● GIVEN INFORMATION
______

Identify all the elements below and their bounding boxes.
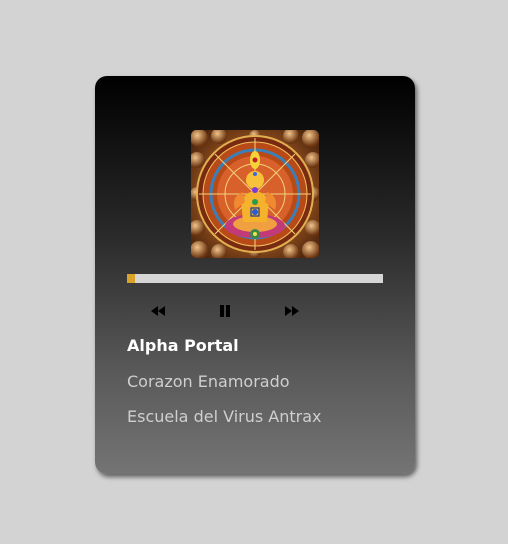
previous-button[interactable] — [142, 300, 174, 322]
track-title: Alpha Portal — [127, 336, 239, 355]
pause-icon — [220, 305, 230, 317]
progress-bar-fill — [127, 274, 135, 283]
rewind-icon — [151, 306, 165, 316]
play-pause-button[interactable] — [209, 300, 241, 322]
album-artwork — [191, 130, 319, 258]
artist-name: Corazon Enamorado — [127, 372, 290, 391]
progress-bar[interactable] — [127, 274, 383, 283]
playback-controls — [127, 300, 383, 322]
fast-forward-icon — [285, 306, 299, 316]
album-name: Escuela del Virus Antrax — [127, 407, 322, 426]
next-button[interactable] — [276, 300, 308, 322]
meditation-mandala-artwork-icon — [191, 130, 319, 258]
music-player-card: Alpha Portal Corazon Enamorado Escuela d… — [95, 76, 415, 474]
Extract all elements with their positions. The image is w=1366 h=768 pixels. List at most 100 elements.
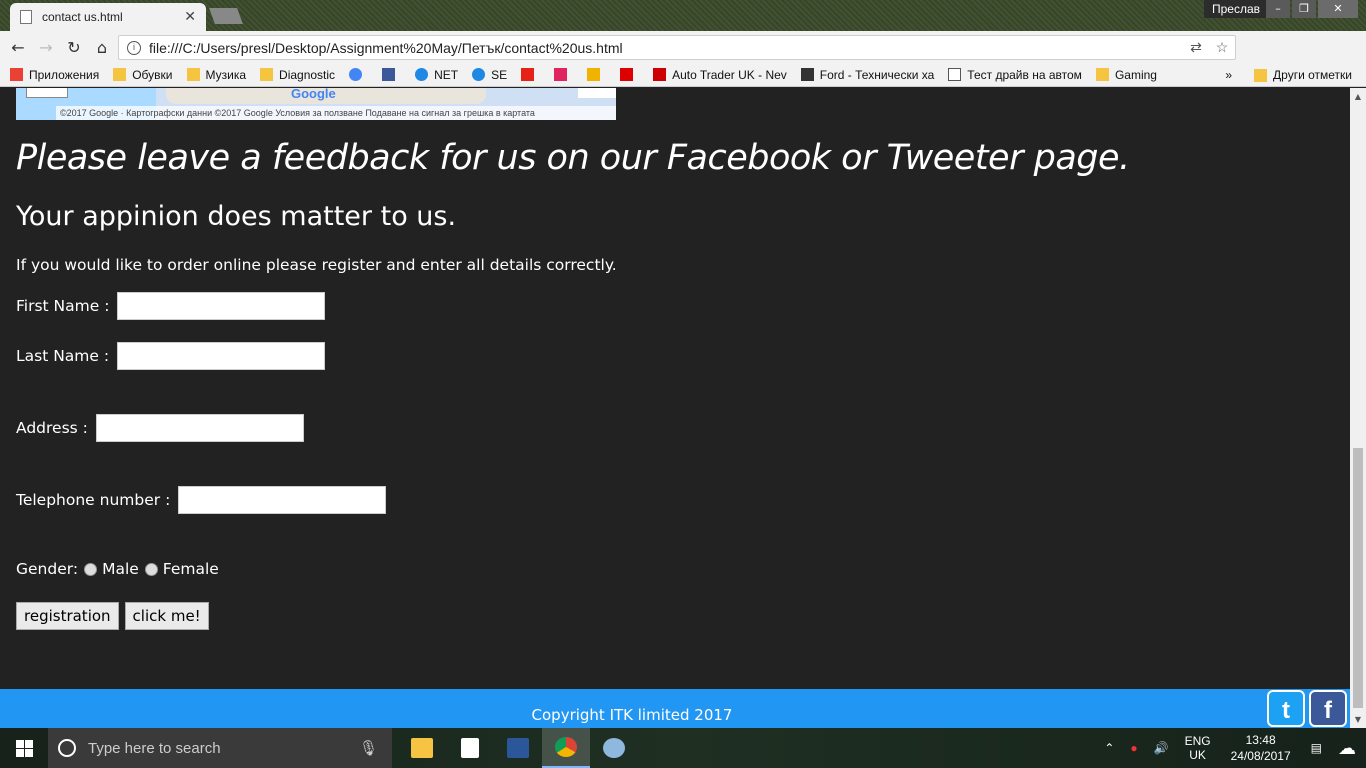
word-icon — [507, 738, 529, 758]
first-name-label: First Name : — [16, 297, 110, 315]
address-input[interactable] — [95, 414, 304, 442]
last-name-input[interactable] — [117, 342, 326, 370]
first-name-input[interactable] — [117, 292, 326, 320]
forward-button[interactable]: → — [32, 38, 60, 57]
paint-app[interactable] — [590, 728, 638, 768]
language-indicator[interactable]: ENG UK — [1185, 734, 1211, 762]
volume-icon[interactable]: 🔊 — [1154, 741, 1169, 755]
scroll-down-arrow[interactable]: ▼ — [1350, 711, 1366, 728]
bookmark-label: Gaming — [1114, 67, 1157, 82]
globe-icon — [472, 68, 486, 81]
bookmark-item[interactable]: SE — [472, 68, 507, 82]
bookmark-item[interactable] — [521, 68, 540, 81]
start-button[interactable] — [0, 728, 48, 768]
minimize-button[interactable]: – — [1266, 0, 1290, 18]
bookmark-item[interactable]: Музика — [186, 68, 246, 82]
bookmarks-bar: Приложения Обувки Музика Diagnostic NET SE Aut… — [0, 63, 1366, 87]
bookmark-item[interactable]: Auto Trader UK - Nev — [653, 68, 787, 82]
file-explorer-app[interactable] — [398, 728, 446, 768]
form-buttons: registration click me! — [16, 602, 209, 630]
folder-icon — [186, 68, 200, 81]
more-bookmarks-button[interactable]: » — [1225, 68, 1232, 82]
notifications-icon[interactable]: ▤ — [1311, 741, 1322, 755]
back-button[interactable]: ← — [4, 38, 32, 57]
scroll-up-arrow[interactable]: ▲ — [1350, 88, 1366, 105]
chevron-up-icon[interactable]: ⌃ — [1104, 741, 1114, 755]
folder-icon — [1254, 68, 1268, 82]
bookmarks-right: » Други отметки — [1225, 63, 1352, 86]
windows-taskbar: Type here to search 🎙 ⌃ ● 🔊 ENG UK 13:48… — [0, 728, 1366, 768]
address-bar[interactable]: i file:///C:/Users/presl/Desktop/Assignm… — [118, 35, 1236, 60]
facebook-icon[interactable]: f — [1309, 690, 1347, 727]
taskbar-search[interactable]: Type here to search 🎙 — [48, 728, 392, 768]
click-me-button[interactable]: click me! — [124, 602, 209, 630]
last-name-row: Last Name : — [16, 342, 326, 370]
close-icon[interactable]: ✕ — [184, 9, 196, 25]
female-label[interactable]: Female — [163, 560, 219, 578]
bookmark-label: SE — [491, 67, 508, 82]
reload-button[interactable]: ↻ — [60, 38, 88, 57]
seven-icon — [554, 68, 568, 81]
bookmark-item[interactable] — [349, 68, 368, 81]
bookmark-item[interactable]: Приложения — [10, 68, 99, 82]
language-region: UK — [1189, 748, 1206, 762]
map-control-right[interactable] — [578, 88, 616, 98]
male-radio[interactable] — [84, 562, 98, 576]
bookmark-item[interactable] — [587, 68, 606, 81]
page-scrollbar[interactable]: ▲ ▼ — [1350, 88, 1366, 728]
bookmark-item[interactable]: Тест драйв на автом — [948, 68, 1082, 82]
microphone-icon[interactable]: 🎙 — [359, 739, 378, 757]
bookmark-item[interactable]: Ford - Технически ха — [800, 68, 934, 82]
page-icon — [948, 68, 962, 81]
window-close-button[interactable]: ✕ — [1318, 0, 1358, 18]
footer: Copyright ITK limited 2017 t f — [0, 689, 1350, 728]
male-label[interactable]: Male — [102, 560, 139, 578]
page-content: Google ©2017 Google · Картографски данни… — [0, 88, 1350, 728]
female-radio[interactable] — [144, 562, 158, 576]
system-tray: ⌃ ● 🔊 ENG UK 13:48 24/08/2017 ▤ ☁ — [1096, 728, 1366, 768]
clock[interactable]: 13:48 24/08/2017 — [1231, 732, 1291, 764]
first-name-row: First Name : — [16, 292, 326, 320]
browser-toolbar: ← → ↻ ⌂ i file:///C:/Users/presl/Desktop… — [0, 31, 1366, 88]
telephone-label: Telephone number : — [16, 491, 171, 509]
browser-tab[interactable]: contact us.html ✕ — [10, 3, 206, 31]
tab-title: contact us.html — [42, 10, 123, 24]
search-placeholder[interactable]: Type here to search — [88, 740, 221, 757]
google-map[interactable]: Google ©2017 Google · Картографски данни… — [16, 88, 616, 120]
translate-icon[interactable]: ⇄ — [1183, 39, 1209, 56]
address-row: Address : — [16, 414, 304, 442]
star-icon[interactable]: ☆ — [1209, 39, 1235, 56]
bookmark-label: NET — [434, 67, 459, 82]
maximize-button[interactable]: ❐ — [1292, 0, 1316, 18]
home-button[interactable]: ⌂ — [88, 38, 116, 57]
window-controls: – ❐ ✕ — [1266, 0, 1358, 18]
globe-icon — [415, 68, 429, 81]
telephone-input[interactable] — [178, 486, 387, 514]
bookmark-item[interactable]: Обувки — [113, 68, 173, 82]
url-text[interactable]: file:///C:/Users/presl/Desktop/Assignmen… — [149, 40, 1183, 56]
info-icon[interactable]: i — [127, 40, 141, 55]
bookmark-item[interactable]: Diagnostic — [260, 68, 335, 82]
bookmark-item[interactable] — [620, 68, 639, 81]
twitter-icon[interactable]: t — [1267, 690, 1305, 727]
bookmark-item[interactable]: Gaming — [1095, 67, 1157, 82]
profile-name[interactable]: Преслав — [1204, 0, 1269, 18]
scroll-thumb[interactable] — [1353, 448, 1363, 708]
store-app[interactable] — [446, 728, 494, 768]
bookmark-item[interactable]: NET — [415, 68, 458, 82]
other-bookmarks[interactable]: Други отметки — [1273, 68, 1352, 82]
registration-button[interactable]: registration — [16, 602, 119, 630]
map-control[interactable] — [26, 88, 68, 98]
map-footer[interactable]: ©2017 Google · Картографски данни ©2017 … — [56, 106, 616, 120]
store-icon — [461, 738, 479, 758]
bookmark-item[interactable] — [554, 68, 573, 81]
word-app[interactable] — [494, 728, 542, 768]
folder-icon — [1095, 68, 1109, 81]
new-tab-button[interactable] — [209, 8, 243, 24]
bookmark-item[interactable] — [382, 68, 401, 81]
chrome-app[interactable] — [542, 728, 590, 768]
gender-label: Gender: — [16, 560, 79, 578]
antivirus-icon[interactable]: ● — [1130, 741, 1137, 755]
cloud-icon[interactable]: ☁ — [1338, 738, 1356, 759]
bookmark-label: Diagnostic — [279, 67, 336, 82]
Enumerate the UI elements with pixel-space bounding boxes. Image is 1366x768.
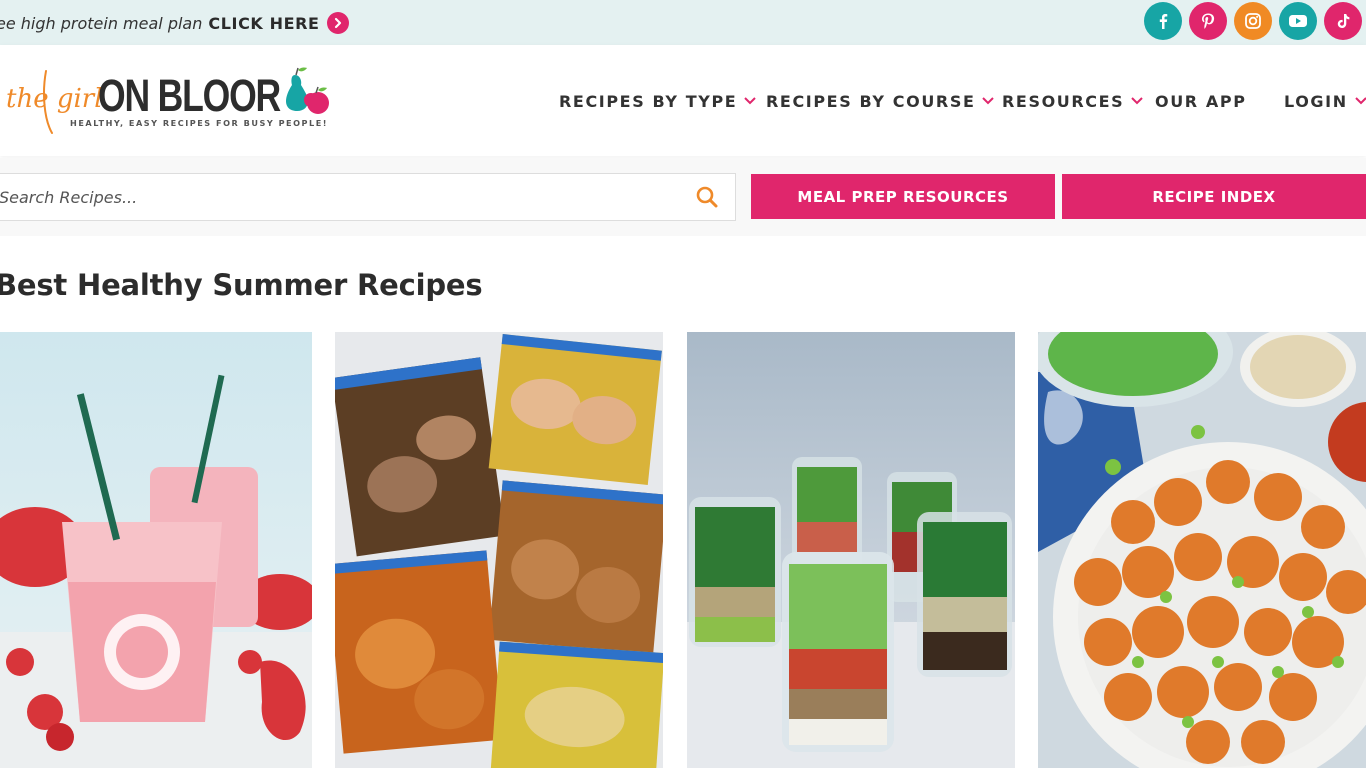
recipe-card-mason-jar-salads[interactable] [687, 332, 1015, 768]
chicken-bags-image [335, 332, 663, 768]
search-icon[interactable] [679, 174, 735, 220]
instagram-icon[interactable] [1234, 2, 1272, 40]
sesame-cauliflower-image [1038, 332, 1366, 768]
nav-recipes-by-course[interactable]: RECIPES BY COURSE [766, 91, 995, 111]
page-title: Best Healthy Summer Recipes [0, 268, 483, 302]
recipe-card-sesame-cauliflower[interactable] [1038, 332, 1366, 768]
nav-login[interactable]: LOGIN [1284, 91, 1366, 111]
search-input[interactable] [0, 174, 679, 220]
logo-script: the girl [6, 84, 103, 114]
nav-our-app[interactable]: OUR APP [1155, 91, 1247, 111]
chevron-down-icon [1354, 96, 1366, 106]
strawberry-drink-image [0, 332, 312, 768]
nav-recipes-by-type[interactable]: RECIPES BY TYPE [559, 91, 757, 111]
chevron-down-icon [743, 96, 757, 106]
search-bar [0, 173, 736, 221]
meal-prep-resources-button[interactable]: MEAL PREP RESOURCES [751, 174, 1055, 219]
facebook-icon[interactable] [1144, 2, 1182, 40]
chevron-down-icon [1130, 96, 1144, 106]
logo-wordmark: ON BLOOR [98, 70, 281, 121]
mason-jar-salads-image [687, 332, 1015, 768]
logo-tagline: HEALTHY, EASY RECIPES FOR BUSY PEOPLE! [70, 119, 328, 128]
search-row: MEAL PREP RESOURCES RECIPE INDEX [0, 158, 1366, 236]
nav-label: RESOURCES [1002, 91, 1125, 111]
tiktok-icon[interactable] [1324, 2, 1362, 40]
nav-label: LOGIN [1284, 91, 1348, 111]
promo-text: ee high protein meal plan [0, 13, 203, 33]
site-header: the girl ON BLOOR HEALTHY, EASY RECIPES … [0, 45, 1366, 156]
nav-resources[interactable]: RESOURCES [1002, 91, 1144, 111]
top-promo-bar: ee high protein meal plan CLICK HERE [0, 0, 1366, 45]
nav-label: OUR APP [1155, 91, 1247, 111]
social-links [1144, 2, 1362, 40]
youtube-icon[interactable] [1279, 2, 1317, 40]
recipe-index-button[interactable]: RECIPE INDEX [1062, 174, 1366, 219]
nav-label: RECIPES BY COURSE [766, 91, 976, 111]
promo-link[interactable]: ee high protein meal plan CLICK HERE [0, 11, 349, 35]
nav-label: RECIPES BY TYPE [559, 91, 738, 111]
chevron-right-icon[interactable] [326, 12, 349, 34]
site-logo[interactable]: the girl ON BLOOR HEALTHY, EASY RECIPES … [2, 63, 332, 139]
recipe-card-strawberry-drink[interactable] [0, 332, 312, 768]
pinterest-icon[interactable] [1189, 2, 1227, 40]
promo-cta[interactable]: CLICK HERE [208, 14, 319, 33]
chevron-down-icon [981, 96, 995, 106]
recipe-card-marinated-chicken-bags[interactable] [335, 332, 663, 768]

______

● THE TASK
Return all lines from the entries that contain the string "chicken".

● WORKED SOLUTION
chicken-bags-image [335, 332, 663, 768]
recipe-card-marinated-chicken-bags[interactable] [335, 332, 663, 768]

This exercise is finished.